* [Written request] From the records below, give the number of lines that contain the string "Jahr", without any other text.

+++ Data provided +++

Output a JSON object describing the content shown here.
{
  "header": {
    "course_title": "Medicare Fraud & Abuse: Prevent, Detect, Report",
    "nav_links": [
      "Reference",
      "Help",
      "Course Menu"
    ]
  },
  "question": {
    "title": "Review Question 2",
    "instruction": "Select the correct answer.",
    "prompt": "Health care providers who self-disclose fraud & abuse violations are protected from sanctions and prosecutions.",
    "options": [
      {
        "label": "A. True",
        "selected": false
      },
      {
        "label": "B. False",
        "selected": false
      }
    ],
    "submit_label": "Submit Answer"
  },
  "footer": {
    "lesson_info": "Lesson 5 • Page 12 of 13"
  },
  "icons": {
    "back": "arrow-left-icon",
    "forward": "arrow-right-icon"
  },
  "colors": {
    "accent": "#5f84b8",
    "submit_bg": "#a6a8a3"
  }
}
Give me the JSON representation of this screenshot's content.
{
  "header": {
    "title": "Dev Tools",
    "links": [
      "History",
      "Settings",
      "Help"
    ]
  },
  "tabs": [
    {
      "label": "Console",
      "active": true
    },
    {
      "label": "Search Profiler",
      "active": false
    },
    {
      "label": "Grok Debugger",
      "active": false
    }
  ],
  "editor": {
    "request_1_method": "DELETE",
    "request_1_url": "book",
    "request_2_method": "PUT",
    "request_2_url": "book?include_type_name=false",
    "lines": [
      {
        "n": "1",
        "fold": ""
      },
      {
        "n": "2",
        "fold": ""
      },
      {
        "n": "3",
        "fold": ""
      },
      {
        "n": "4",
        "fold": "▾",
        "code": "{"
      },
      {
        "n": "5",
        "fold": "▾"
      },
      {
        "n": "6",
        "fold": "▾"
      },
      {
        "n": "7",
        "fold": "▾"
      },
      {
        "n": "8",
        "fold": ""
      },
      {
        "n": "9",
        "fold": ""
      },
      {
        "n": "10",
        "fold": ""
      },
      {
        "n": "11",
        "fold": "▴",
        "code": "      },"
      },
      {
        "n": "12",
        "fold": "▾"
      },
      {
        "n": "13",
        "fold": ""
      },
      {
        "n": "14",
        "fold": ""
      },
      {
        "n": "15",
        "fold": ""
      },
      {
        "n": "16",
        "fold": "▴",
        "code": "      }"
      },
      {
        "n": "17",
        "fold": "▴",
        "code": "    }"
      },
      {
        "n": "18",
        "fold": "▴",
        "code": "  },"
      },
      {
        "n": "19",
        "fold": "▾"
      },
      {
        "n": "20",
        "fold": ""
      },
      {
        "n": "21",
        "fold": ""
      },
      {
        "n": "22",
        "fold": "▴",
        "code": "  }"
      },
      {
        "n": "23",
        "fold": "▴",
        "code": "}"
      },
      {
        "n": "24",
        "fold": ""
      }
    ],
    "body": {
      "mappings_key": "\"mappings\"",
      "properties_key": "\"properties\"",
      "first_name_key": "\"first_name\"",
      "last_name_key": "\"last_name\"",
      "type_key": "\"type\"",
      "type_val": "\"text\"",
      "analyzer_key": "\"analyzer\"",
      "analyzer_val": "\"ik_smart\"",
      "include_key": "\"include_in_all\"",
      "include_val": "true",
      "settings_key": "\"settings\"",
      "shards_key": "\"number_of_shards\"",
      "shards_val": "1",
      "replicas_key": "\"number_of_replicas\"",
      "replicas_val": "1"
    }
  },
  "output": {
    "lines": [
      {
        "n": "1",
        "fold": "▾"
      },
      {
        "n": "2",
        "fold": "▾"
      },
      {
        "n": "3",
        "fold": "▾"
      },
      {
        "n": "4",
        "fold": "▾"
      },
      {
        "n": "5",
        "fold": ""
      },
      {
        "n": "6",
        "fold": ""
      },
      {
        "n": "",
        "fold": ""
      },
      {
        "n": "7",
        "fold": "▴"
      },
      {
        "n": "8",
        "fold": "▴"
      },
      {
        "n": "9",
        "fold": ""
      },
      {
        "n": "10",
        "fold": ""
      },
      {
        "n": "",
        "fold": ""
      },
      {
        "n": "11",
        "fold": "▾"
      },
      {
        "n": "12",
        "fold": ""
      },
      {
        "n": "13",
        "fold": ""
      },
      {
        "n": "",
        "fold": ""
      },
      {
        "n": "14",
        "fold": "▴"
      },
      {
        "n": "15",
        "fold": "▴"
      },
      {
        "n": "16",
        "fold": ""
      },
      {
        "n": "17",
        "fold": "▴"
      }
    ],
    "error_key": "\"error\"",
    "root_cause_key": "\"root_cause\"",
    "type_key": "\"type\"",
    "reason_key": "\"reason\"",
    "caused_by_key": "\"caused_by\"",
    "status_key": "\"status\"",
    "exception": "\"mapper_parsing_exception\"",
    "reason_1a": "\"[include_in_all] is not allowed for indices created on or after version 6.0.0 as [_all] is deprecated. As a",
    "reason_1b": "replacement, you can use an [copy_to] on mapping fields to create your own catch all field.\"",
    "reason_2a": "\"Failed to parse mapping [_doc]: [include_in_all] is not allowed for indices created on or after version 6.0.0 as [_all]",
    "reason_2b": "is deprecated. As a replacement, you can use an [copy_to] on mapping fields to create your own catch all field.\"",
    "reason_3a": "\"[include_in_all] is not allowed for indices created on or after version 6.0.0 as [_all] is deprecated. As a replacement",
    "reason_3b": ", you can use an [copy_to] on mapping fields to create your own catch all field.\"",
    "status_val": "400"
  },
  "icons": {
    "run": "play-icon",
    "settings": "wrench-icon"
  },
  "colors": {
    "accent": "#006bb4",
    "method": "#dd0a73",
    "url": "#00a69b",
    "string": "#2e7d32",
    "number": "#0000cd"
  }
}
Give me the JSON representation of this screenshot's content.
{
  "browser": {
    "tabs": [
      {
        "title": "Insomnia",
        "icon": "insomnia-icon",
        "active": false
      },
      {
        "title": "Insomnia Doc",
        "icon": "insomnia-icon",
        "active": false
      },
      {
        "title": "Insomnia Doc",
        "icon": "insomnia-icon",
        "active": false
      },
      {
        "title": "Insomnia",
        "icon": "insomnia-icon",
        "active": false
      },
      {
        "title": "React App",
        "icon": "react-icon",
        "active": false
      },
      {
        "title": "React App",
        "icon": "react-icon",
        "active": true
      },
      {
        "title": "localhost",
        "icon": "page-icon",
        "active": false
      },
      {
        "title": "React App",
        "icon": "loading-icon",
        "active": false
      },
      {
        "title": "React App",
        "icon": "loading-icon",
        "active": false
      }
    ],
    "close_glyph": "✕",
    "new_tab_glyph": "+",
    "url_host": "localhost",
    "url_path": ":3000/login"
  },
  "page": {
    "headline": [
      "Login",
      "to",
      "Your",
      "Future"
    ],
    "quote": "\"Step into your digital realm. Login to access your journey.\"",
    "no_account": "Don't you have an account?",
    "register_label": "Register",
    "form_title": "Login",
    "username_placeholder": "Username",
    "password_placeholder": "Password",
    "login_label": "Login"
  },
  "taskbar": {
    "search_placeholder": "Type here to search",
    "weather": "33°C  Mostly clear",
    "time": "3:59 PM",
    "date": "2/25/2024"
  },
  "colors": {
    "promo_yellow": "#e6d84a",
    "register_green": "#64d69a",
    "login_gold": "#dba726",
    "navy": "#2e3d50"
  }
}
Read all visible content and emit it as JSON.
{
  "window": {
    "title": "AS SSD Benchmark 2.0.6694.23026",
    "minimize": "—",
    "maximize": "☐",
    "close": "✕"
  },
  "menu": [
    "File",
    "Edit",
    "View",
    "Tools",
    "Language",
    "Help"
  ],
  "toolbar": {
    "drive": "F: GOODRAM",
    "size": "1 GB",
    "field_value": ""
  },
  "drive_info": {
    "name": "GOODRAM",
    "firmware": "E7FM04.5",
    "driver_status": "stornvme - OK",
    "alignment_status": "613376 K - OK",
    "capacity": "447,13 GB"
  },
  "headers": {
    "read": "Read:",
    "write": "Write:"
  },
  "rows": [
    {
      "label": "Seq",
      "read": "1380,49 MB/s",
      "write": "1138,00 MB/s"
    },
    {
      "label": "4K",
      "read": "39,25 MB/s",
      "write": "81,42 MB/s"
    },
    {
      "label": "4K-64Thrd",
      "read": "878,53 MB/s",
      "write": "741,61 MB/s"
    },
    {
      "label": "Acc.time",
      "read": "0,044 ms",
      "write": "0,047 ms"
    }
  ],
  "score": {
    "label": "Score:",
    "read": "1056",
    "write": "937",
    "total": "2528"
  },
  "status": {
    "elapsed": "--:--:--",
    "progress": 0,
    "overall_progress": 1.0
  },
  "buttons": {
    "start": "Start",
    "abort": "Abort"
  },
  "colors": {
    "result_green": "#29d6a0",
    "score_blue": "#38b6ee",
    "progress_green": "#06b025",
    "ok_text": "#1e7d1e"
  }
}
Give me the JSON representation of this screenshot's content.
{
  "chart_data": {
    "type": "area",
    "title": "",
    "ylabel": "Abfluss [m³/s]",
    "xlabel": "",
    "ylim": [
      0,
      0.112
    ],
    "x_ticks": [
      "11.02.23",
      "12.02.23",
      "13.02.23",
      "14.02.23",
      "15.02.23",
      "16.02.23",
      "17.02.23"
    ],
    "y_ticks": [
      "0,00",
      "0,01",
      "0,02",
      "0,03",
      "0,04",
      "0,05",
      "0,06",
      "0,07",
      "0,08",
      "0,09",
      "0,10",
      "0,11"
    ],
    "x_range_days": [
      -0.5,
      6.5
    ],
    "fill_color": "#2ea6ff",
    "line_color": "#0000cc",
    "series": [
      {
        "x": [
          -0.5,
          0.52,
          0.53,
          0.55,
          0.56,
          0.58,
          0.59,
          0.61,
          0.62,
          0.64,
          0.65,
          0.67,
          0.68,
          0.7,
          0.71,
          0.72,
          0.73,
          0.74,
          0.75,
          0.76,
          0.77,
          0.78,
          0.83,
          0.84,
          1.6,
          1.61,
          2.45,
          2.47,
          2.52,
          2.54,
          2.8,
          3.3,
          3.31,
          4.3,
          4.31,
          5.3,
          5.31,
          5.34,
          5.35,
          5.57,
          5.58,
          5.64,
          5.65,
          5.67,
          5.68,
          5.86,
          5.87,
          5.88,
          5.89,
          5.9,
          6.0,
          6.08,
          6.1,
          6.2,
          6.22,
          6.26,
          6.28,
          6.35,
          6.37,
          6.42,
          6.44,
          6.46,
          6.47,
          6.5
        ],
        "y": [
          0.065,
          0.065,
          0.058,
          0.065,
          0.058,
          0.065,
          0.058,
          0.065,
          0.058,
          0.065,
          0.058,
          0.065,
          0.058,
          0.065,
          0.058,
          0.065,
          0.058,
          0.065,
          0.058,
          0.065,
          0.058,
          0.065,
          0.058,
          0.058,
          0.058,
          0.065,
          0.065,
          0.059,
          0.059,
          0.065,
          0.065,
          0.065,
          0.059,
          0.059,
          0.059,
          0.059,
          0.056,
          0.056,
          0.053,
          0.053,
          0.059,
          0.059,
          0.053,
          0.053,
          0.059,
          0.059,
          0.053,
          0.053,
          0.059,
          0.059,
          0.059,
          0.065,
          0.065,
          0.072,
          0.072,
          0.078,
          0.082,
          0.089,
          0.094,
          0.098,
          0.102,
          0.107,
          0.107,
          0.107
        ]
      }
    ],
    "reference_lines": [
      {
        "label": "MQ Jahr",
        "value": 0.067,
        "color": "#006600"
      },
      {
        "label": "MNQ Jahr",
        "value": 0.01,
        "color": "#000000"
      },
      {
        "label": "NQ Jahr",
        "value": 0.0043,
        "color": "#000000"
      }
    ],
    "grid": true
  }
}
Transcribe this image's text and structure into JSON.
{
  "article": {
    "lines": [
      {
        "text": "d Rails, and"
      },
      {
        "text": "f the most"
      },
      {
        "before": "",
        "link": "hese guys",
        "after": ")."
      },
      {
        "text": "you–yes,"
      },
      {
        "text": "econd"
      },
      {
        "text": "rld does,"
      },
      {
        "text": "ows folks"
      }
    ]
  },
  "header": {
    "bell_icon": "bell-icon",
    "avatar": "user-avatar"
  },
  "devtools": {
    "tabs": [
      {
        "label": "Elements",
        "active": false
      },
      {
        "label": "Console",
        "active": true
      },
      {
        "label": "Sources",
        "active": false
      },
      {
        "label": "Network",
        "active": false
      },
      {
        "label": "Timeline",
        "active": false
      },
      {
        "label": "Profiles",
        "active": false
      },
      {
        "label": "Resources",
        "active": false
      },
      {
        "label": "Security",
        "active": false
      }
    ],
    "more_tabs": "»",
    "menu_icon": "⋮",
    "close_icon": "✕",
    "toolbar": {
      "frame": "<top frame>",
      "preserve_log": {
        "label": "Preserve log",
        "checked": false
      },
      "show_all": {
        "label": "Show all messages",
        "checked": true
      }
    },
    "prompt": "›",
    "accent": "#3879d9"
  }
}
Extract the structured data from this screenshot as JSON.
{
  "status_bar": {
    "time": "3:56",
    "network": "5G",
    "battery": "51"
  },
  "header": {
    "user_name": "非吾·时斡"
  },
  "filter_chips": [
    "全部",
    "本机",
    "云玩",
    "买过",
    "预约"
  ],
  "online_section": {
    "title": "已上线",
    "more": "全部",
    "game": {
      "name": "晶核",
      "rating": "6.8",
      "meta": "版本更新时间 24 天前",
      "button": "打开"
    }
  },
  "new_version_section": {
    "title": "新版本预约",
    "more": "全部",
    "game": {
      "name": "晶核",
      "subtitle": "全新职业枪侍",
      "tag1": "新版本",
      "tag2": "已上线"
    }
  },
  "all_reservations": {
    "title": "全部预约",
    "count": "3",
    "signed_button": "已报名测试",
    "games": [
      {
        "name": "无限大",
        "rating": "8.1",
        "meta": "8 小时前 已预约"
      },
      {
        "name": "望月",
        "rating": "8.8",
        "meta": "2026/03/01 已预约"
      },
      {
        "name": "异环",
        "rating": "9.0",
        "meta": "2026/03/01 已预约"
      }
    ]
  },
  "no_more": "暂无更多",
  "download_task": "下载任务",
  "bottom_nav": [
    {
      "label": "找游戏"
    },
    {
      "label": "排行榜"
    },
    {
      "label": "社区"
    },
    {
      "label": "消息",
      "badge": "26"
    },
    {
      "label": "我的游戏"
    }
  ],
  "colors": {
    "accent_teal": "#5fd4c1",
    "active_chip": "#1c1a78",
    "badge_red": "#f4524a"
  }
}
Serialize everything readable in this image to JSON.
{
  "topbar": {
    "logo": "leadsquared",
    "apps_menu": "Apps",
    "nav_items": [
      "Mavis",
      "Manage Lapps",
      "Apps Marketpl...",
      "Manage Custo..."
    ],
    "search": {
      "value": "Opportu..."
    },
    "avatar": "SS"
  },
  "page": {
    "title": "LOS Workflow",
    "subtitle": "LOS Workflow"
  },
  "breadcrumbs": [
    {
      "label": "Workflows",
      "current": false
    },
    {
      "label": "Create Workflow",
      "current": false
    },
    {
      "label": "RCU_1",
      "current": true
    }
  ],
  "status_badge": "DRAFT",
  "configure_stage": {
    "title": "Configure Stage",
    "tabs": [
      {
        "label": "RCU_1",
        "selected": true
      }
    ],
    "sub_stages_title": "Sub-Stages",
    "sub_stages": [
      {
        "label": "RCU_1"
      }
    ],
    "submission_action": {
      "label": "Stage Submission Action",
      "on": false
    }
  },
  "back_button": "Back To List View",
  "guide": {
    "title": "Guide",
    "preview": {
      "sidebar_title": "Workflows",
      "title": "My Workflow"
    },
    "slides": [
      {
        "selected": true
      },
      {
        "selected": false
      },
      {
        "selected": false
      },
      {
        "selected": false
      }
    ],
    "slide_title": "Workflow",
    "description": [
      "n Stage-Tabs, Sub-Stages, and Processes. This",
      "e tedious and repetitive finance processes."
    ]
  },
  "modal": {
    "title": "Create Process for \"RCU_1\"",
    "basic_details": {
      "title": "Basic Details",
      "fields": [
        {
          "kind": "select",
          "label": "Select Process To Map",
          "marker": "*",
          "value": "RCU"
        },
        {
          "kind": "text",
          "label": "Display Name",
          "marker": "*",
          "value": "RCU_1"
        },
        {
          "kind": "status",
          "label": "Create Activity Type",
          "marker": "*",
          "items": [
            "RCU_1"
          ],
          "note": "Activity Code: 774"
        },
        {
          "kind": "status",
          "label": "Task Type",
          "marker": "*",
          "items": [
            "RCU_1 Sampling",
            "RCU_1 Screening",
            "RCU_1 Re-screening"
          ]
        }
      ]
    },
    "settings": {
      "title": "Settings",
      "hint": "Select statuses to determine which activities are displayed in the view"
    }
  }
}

+++

* [Answer to this exercise] 3